Exercise requirements |
Restate every line of the material, word for word.

Given entries |
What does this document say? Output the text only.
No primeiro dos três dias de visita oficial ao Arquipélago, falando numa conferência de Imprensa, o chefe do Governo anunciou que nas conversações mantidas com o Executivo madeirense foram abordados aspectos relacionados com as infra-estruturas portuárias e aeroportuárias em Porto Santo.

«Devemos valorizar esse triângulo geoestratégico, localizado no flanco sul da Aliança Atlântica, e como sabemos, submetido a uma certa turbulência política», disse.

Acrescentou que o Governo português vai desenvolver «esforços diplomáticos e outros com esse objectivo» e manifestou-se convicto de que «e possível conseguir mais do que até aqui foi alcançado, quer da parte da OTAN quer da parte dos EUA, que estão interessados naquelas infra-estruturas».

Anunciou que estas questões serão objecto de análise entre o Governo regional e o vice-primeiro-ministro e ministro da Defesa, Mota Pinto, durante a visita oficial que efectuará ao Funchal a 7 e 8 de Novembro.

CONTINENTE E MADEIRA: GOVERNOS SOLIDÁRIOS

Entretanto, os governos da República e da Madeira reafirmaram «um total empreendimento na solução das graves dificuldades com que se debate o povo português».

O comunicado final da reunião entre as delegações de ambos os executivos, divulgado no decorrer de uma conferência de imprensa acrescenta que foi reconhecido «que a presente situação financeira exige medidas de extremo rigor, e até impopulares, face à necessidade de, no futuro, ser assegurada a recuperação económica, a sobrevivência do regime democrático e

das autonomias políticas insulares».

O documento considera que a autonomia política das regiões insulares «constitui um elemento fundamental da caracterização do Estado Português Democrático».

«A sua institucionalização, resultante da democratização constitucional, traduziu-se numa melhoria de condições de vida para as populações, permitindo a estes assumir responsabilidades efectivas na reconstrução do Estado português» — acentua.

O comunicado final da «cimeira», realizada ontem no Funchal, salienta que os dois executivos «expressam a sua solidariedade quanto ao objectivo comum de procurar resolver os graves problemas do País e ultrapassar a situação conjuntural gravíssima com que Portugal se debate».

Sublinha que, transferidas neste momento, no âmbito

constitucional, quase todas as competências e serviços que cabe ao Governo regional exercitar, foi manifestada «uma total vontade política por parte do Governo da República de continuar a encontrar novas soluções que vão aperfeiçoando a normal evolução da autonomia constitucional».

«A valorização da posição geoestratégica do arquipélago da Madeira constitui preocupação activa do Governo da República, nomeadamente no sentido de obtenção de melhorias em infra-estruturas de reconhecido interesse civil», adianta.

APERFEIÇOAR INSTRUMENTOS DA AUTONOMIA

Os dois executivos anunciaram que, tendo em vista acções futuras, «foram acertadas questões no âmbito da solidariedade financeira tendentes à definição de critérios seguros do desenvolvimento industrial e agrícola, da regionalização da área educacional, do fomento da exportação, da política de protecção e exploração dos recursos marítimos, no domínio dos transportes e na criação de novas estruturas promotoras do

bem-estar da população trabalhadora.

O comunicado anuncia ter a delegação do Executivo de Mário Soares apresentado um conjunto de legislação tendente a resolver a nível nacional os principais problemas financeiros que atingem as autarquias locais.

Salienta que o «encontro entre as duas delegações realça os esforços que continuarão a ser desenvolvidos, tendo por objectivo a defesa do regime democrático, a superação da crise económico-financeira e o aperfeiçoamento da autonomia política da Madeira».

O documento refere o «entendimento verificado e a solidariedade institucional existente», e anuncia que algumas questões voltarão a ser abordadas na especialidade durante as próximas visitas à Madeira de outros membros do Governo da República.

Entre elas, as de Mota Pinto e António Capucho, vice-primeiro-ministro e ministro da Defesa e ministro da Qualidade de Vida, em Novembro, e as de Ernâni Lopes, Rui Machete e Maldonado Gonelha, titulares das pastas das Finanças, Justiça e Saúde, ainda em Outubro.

Exercise output |
What does this document say? Output the text only.
No primeiro dos três dias de visita oficial ao Arquipélago, falando numa conferência de Imprensa, o chefe do Governo anunciou que nas conversações mantidas com o Executivo madeirense foram abordados aspectos relacionados com as infra-estruturas portuárias e aeroportuárias em Porto Santo.

«Devemos valorizar esse triângulo geoestratégico, localizado no flanco sul da Aliança Atlântica, e como sabemos, submetido a uma certa turbulência política», disse.

Acrescentou que o Governo português vai desenvolver «esforços diplomáticos e outros com esse objectivo» e manifestou-se convicto de que «e possível conseguir mais do que até aqui foi alcançado, quer da parte da OTAN quer da parte dos EUA, que estão interessados naquelas infra-estruturas».

Anunciou que estas questões serão objecto de análise entre o Governo regional e o vice-primeiro-ministro e ministro da Defesa, Mota Pinto, durante a visita oficial que efectuará ao Funchal a 7 e 8 de Novembro.

CONTINENTE E MADEIRA: GOVERNOS SOLIDÁRIOS

Entretanto, os governos da República e da Madeira reafirmaram «um total empreendimento na solução das graves dificuldades com que se debate o povo português».

O comunicado final da reunião entre as delegações de ambos os executivos, divulgado no decorrer de uma conferência de imprensa acrescenta que foi reconhecido «que a presente situação financeira exige medidas de extremo rigor, e até impopulares, face à necessidade de, no futuro, ser assegurada a recuperação económica, a sobrevivência do regime democrático e

das autonomias políticas insulares».

O documento considera que a autonomia política das regiões insulares «constitui um elemento fundamental da caracterização do Estado Português Democrático».

«A sua institucionalização, resultante da democratização constitucional, traduziu-se numa melhoria de condições de vida para as populações, permitindo a estes assumir responsabilidades efectivas na reconstrução do Estado português» — acentua.

O comunicado final da «cimeira», realizada ontem no Funchal, salienta que os dois executivos «expressam a sua solidariedade quanto ao objectivo comum de procurar resolver os graves problemas do País e ultrapassar a situação conjuntural gravíssima com que Portugal se debate».

Sublinha que, transferidas neste momento, no âmbito

constitucional, quase todas as competências e serviços que cabe ao Governo regional exercitar, foi manifestada «uma total vontade política por parte do Governo da República de continuar a encontrar novas soluções que vão aperfeiçoando a normal evolução da autonomia constitucional».

«A valorização da posição geoestratégica do arquipélago da Madeira constitui preocupação activa do Governo da República, nomeadamente no sentido de obtenção de melhorias em infra-estruturas de reconhecido interesse civil», adianta.

APERFEIÇOAR INSTRUMENTOS DA AUTONOMIA

Os dois executivos anunciaram que, tendo em vista acções futuras, «foram acertadas questões no âmbito da solidariedade financeira tendentes à definição de critérios seguros do desenvolvimento industrial e agrícola, da regionalização da área educacional, do fomento da exportação, da política de protecção e exploração dos recursos marítimos, no domínio dos transportes e na criação de novas estruturas promotoras do

bem-estar da população trabalhadora.

O comunicado anuncia ter a delegação do Executivo de Mário Soares apresentado um conjunto de legislação tendente a resolver a nível nacional os principais problemas financeiros que atingem as autarquias locais.

Salienta que o «encontro entre as duas delegações realça os esforços que continuarão a ser desenvolvidos, tendo por objectivo a defesa do regime democrático, a superação da crise económico-financeira e o aperfeiçoamento da autonomia política da Madeira».

O documento refere o «entendimento verificado e a solidariedade institucional existente», e anuncia que algumas questões voltarão a ser abordadas na especialidade durante as próximas visitas à Madeira de outros membros do Governo da República.

Entre elas, as de Mota Pinto e António Capucho, vice-primeiro-ministro e ministro da Defesa e ministro da Qualidade de Vida, em Novembro, e as de Ernâni Lopes, Rui Machete e Maldonado Gonelha, titulares das pastas das Finanças, Justiça e Saúde, ainda em Outubro.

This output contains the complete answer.